◆ EXERCISE PROMPT ◆
From the entries below, copy every line that holds the word "moles".
*** RECORDS TO USE
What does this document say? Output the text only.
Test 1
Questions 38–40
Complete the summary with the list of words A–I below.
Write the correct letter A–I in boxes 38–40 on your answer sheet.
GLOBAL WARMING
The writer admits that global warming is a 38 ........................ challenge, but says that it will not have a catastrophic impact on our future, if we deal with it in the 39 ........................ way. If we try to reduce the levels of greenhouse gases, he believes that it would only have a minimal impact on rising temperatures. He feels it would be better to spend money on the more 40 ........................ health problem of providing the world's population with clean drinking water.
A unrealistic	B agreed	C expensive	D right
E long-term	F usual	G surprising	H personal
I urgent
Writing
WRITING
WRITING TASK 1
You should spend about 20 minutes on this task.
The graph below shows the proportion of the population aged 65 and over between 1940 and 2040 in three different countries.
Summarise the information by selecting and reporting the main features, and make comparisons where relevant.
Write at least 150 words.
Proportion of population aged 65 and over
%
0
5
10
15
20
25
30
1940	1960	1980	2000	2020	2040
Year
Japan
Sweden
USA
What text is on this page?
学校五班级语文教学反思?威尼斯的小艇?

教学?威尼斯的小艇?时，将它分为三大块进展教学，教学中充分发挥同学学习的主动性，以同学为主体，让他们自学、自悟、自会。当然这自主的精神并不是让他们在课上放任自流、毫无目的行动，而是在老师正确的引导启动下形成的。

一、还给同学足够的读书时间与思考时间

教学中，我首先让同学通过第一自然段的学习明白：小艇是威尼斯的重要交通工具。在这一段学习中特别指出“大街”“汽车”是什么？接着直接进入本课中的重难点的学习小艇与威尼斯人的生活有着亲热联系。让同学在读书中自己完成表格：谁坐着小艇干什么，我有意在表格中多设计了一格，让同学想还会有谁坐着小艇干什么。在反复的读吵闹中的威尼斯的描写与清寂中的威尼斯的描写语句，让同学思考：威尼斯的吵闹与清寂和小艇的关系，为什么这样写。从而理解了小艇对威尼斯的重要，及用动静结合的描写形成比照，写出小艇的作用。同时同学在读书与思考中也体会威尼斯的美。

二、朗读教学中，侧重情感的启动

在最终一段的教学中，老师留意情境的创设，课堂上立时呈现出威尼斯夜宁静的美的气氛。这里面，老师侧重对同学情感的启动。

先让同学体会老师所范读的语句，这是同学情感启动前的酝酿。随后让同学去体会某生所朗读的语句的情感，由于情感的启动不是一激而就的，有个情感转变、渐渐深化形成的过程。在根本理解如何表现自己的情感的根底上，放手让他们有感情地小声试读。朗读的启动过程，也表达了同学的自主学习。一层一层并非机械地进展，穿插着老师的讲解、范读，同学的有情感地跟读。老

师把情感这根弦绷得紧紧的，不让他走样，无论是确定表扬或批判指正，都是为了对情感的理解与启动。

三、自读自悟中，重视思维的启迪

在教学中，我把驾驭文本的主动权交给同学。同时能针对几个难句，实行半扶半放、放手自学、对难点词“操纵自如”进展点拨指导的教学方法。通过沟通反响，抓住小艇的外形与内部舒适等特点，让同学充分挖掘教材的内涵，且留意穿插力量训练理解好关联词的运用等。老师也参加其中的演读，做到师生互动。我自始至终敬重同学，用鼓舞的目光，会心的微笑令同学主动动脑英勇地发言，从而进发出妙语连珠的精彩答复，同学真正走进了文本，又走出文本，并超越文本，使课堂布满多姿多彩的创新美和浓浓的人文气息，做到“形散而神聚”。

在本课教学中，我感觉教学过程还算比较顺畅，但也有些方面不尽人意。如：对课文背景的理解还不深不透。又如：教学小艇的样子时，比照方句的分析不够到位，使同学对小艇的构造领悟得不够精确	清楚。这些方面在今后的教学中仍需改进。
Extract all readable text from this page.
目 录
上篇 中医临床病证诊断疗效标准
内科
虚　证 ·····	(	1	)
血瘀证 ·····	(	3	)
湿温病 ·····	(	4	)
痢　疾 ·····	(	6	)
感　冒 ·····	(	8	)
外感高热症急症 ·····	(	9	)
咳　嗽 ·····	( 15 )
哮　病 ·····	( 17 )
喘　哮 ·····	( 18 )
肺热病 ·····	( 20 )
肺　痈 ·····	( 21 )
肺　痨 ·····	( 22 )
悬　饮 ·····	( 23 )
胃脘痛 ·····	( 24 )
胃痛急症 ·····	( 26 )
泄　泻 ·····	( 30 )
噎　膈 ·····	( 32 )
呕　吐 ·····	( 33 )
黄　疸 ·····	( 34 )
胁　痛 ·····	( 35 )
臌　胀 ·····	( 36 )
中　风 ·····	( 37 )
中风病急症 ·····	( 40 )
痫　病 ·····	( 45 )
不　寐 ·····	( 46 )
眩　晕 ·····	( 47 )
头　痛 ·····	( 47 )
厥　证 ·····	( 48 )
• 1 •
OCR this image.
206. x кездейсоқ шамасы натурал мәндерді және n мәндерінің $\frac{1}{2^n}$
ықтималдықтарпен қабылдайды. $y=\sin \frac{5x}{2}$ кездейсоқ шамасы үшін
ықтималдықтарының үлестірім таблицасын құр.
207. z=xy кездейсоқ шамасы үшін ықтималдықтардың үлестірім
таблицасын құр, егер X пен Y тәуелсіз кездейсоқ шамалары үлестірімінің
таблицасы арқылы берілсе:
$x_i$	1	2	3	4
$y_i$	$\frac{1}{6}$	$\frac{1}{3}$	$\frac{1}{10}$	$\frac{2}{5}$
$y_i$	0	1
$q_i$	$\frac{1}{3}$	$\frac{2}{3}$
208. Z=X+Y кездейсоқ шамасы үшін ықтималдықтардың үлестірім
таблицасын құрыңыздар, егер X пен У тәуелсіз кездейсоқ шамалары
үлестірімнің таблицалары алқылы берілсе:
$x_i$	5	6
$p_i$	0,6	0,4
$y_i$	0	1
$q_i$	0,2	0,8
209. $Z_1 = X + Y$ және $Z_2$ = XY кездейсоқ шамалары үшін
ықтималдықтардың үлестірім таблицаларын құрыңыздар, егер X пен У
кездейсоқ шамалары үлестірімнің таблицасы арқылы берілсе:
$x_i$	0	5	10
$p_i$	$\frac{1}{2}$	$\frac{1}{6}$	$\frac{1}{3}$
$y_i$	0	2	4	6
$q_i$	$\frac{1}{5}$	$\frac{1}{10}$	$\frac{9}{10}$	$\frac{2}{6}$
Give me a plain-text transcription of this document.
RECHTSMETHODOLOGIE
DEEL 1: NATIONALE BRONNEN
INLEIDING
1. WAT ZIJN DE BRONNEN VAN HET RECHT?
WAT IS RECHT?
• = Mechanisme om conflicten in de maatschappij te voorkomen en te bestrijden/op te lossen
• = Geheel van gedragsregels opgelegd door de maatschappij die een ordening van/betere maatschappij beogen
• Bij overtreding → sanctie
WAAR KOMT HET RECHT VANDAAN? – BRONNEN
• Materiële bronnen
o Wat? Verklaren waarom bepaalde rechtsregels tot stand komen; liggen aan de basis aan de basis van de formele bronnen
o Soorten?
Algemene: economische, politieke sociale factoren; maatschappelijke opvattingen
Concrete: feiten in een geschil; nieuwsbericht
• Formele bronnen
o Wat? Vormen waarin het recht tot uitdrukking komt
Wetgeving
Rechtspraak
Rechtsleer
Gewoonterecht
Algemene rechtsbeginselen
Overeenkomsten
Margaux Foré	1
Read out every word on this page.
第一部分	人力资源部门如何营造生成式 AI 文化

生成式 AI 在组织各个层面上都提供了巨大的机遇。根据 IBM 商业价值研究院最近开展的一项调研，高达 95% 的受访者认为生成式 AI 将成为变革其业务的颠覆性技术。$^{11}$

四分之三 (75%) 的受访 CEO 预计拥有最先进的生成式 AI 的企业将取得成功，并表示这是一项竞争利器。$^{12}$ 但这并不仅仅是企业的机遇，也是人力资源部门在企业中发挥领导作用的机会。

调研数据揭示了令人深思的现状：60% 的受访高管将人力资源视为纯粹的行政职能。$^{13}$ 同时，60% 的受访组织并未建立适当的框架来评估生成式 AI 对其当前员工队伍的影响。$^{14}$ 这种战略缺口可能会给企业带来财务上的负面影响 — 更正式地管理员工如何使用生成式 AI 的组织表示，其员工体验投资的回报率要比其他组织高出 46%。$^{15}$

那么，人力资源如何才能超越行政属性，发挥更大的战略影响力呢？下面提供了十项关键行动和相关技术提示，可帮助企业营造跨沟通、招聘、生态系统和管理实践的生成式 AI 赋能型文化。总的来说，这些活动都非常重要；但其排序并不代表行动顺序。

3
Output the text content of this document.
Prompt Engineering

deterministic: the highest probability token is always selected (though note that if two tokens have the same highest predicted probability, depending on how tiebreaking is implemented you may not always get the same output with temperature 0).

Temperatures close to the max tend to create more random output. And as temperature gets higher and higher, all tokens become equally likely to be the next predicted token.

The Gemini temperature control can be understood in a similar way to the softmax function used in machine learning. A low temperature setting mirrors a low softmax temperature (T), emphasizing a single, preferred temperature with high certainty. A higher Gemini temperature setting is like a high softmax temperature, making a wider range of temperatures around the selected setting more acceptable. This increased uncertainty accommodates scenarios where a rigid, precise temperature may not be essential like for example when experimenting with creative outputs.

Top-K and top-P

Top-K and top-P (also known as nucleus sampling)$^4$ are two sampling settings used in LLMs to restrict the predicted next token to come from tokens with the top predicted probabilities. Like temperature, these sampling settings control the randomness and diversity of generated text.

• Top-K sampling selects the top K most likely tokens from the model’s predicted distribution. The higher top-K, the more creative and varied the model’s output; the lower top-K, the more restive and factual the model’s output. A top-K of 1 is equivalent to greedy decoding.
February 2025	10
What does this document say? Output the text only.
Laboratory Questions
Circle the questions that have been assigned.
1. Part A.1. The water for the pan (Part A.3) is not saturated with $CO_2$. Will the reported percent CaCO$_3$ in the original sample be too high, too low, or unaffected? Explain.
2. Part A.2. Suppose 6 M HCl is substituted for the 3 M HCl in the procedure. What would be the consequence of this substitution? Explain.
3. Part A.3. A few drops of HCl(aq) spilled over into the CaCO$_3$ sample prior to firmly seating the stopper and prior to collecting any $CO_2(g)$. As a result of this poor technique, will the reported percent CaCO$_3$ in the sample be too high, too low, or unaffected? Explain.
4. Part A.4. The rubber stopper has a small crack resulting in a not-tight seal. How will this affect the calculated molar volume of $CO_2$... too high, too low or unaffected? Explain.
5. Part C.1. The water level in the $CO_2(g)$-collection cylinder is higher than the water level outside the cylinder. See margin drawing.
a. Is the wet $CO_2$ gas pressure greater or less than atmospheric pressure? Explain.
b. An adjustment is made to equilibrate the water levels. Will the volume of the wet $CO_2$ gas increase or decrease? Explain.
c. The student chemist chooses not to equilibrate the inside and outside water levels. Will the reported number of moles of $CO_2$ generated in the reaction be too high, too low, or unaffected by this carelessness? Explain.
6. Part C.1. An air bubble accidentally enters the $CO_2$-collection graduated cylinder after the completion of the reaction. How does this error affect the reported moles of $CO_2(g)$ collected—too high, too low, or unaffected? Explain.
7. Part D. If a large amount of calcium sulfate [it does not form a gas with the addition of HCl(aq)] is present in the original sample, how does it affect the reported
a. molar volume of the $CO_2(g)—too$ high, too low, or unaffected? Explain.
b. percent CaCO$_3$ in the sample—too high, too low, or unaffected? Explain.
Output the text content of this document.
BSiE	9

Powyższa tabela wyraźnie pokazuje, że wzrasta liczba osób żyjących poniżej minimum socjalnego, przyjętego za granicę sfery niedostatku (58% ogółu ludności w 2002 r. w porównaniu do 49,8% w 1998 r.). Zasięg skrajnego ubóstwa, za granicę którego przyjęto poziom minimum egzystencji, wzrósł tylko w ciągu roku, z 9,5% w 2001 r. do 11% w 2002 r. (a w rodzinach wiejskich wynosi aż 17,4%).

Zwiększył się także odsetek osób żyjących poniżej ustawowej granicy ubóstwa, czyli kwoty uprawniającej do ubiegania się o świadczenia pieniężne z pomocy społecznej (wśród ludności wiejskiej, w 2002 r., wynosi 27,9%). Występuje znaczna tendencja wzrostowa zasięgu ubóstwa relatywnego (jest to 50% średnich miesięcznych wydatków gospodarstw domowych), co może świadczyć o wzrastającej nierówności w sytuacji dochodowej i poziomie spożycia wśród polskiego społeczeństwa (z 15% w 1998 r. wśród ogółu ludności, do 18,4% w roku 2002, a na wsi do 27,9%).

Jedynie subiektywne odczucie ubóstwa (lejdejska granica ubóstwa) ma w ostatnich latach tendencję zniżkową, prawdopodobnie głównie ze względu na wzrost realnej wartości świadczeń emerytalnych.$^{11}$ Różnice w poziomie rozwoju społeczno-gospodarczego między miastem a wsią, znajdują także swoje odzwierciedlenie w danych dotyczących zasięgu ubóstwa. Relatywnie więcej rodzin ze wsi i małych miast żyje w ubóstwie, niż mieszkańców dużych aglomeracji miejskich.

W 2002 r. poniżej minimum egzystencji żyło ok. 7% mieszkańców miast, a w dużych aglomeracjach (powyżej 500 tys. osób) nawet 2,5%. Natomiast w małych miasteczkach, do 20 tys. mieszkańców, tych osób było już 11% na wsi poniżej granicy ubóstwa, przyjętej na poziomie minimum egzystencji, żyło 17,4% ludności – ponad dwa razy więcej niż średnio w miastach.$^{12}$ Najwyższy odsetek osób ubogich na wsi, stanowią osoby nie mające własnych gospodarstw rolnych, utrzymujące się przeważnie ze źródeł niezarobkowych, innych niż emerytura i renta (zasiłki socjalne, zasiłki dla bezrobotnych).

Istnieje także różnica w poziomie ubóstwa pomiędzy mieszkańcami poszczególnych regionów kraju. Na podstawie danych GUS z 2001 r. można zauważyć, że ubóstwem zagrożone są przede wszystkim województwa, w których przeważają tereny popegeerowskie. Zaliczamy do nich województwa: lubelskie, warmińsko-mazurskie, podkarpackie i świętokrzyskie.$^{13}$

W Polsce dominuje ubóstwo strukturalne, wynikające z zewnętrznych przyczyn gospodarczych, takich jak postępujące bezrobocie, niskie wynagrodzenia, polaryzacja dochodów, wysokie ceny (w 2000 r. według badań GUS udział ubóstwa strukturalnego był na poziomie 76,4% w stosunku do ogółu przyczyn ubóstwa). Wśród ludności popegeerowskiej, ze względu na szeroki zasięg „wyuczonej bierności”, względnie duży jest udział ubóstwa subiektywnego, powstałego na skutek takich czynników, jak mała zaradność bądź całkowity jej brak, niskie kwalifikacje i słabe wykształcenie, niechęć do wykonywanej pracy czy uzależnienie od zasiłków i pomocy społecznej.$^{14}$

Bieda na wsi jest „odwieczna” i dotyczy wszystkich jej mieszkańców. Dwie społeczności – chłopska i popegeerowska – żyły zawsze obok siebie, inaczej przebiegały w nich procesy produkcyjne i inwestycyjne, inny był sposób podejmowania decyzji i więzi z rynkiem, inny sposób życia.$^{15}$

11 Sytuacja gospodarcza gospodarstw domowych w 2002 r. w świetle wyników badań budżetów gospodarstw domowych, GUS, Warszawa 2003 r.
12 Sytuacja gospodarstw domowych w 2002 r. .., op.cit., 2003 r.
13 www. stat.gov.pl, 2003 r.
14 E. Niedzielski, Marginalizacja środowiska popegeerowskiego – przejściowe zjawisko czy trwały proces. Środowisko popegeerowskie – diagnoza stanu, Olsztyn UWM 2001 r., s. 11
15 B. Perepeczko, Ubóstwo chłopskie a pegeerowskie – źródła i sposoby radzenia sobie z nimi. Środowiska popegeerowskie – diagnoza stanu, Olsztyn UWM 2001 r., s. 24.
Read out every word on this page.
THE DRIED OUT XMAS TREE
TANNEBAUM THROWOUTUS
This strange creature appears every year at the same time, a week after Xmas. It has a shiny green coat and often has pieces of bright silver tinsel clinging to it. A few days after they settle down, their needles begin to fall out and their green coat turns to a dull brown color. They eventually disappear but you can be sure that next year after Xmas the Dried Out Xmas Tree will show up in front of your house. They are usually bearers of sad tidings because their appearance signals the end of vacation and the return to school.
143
******
◆ SOLUTION TO THIS TASK ◆
c. The student chemist chooses not to equilibrate the inside and outside water levels. Will the reported number of moles of $CO_2$ generated in the reaction be too high, too low, or unaffected by this carelessness? Explain.
6. Part C.1. An air bubble accidentally enters the $CO_2$-collection graduated cylinder after the completion of the reaction. How does this error affect the reported moles of $CO_2(g)$ collected—too high, too low, or unaffected? Explain.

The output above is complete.